---------- RECORDS PROVIDED
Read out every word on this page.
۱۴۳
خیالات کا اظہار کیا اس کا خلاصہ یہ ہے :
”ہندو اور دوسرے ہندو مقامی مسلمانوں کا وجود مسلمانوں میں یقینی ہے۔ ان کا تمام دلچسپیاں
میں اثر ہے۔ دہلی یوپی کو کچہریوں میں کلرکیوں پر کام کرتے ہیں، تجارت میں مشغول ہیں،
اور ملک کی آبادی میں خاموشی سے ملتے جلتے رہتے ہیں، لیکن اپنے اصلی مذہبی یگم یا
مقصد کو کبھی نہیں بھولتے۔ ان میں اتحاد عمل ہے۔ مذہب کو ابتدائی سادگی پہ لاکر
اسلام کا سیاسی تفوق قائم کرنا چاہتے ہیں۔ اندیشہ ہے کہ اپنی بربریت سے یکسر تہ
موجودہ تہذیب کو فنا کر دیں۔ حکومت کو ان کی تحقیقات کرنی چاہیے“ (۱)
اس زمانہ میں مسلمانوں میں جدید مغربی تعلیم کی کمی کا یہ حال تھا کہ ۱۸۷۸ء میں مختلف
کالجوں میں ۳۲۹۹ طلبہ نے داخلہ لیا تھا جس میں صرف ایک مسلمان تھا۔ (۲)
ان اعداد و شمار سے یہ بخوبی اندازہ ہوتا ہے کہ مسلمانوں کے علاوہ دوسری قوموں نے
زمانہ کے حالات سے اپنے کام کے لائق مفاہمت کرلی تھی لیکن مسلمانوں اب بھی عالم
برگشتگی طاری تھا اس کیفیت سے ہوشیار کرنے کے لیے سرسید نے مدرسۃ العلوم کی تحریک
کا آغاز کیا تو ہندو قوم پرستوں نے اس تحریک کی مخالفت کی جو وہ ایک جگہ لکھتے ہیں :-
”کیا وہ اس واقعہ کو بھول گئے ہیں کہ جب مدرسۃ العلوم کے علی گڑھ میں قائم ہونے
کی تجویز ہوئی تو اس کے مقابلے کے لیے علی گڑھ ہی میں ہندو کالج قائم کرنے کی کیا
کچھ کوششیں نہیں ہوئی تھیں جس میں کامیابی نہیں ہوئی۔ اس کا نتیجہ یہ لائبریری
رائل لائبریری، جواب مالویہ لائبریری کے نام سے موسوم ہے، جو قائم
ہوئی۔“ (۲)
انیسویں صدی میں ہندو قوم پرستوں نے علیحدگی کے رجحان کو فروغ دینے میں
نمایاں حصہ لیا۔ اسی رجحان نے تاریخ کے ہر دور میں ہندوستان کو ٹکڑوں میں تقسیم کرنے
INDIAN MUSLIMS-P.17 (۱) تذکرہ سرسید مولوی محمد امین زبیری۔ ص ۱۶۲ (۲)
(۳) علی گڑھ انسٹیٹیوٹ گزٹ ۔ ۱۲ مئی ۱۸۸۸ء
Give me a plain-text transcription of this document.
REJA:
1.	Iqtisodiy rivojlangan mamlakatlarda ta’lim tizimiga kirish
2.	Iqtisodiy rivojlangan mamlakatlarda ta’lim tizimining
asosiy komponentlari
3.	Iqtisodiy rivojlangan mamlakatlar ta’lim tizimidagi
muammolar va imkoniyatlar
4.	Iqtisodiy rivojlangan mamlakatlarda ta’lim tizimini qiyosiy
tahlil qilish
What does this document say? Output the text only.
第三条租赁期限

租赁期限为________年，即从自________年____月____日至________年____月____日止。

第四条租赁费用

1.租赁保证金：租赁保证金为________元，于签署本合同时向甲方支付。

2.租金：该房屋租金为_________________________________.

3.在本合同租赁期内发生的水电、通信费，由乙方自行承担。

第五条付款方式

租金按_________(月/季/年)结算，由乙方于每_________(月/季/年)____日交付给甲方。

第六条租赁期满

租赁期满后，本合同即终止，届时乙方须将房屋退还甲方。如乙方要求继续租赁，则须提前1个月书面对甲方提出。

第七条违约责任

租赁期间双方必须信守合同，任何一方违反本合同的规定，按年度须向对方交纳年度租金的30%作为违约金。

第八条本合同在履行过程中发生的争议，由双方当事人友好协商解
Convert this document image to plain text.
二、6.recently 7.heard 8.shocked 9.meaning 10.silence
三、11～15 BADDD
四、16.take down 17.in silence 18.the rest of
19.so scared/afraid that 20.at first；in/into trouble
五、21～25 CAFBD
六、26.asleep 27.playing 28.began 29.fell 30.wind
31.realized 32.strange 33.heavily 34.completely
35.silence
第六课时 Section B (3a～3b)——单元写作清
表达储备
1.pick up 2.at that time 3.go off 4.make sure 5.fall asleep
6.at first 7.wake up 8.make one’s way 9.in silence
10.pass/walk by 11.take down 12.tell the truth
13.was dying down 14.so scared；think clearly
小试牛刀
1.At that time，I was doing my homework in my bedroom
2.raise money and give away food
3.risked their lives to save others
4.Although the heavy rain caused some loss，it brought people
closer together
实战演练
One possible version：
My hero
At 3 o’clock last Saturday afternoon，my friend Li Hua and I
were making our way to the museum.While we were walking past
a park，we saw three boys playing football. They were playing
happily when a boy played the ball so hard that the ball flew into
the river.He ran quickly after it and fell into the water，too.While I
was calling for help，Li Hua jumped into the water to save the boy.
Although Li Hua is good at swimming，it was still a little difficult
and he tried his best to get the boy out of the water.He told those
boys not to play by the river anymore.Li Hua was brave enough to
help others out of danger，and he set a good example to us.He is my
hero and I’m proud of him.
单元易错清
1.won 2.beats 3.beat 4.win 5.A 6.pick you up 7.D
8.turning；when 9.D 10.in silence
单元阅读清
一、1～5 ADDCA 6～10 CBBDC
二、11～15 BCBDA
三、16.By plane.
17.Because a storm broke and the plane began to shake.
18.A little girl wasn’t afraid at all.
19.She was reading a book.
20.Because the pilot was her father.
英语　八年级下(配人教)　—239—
--------------------
Return every record above exactly as it appears.

REPLY TO THE EXERCISE:
Read out every word on this page.
۱۴۳
خیالات کا اظہار کیا اس کا خلاصہ یہ ہے :
”ہندو اور دوسرے ہندو مقامی مسلمانوں کا وجود مسلمانوں میں یقینی ہے۔ ان کا تمام دلچسپیاں
میں اثر ہے۔ دہلی یوپی کو کچہریوں میں کلرکیوں پر کام کرتے ہیں، تجارت میں مشغول ہیں،
اور ملک کی آبادی میں خاموشی سے ملتے جلتے رہتے ہیں، لیکن اپنے اصلی مذہبی یگم یا
مقصد کو کبھی نہیں بھولتے۔ ان میں اتحاد عمل ہے۔ مذہب کو ابتدائی سادگی پہ لاکر
اسلام کا سیاسی تفوق قائم کرنا چاہتے ہیں۔ اندیشہ ہے کہ اپنی بربریت سے یکسر تہ
موجودہ تہذیب کو فنا کر دیں۔ حکومت کو ان کی تحقیقات کرنی چاہیے“ (۱)
اس زمانہ میں مسلمانوں میں جدید مغربی تعلیم کی کمی کا یہ حال تھا کہ ۱۸۷۸ء میں مختلف
کالجوں میں ۳۲۹۹ طلبہ نے داخلہ لیا تھا جس میں صرف ایک مسلمان تھا۔ (۲)
ان اعداد و شمار سے یہ بخوبی اندازہ ہوتا ہے کہ مسلمانوں کے علاوہ دوسری قوموں نے
زمانہ کے حالات سے اپنے کام کے لائق مفاہمت کرلی تھی لیکن مسلمانوں اب بھی عالم
برگشتگی طاری تھا اس کیفیت سے ہوشیار کرنے کے لیے سرسید نے مدرسۃ العلوم کی تحریک
کا آغاز کیا تو ہندو قوم پرستوں نے اس تحریک کی مخالفت کی جو وہ ایک جگہ لکھتے ہیں :-
”کیا وہ اس واقعہ کو بھول گئے ہیں کہ جب مدرسۃ العلوم کے علی گڑھ میں قائم ہونے
کی تجویز ہوئی تو اس کے مقابلے کے لیے علی گڑھ ہی میں ہندو کالج قائم کرنے کی کیا
کچھ کوششیں نہیں ہوئی تھیں جس میں کامیابی نہیں ہوئی۔ اس کا نتیجہ یہ لائبریری
رائل لائبریری، جواب مالویہ لائبریری کے نام سے موسوم ہے، جو قائم
ہوئی۔“ (۲)
انیسویں صدی میں ہندو قوم پرستوں نے علیحدگی کے رجحان کو فروغ دینے میں
نمایاں حصہ لیا۔ اسی رجحان نے تاریخ کے ہر دور میں ہندوستان کو ٹکڑوں میں تقسیم کرنے
INDIAN MUSLIMS-P.17 (۱) تذکرہ سرسید مولوی محمد امین زبیری۔ ص ۱۶۲ (۲)
(۳) علی گڑھ انسٹیٹیوٹ گزٹ ۔ ۱۲ مئی ۱۸۸۸ء
Give me a plain-text transcription of this document.
REJA:
1.	Iqtisodiy rivojlangan mamlakatlarda ta’lim tizimiga kirish
2.	Iqtisodiy rivojlangan mamlakatlarda ta’lim tizimining
asosiy komponentlari
3.	Iqtisodiy rivojlangan mamlakatlar ta’lim tizimidagi
muammolar va imkoniyatlar
4.	Iqtisodiy rivojlangan mamlakatlarda ta’lim tizimini qiyosiy
tahlil qilish
What does this document say? Output the text only.
第三条租赁期限

租赁期限为________年，即从自________年____月____日至________年____月____日止。

第四条租赁费用

1.租赁保证金：租赁保证金为________元，于签署本合同时向甲方支付。

2.租金：该房屋租金为_________________________________.

3.在本合同租赁期内发生的水电、通信费，由乙方自行承担。

第五条付款方式

租金按_________(月/季/年)结算，由乙方于每_________(月/季/年)____日交付给甲方。

第六条租赁期满

租赁期满后，本合同即终止，届时乙方须将房屋退还甲方。如乙方要求继续租赁，则须提前1个月书面对甲方提出。

第七条违约责任

租赁期间双方必须信守合同，任何一方违反本合同的规定，按年度须向对方交纳年度租金的30%作为违约金。

第八条本合同在履行过程中发生的争议，由双方当事人友好协商解
Convert this document image to plain text.
二、6.recently 7.heard 8.shocked 9.meaning 10.silence
三、11～15 BADDD
四、16.take down 17.in silence 18.the rest of
19.so scared/afraid that 20.at first；in/into trouble
五、21～25 CAFBD
六、26.asleep 27.playing 28.began 29.fell 30.wind
31.realized 32.strange 33.heavily 34.completely
35.silence
第六课时 Section B (3a～3b)——单元写作清
表达储备
1.pick up 2.at that time 3.go off 4.make sure 5.fall asleep
6.at first 7.wake up 8.make one’s way 9.in silence
10.pass/walk by 11.take down 12.tell the truth
13.was dying down 14.so scared；think clearly
小试牛刀
1.At that time，I was doing my homework in my bedroom
2.raise money and give away food
3.risked their lives to save others
4.Although the heavy rain caused some loss，it brought people
closer together
实战演练
One possible version：
My hero
At 3 o’clock last Saturday afternoon，my friend Li Hua and I
were making our way to the museum.While we were walking past
a park，we saw three boys playing football. They were playing
happily when a boy played the ball so hard that the ball flew into
the river.He ran quickly after it and fell into the water，too.While I
was calling for help，Li Hua jumped into the water to save the boy.
Although Li Hua is good at swimming，it was still a little difficult
and he tried his best to get the boy out of the water.He told those
boys not to play by the river anymore.Li Hua was brave enough to
help others out of danger，and he set a good example to us.He is my
hero and I’m proud of him.
单元易错清
1.won 2.beats 3.beat 4.win 5.A 6.pick you up 7.D
8.turning；when 9.D 10.in silence
单元阅读清
一、1～5 ADDCA 6～10 CBBDC
二、11～15 BCBDA
三、16.By plane.
17.Because a storm broke and the plane began to shake.
18.A little girl wasn’t afraid at all.
19.She was reading a book.
20.Because the pilot was her father.
英语　八年级下(配人教)　—239—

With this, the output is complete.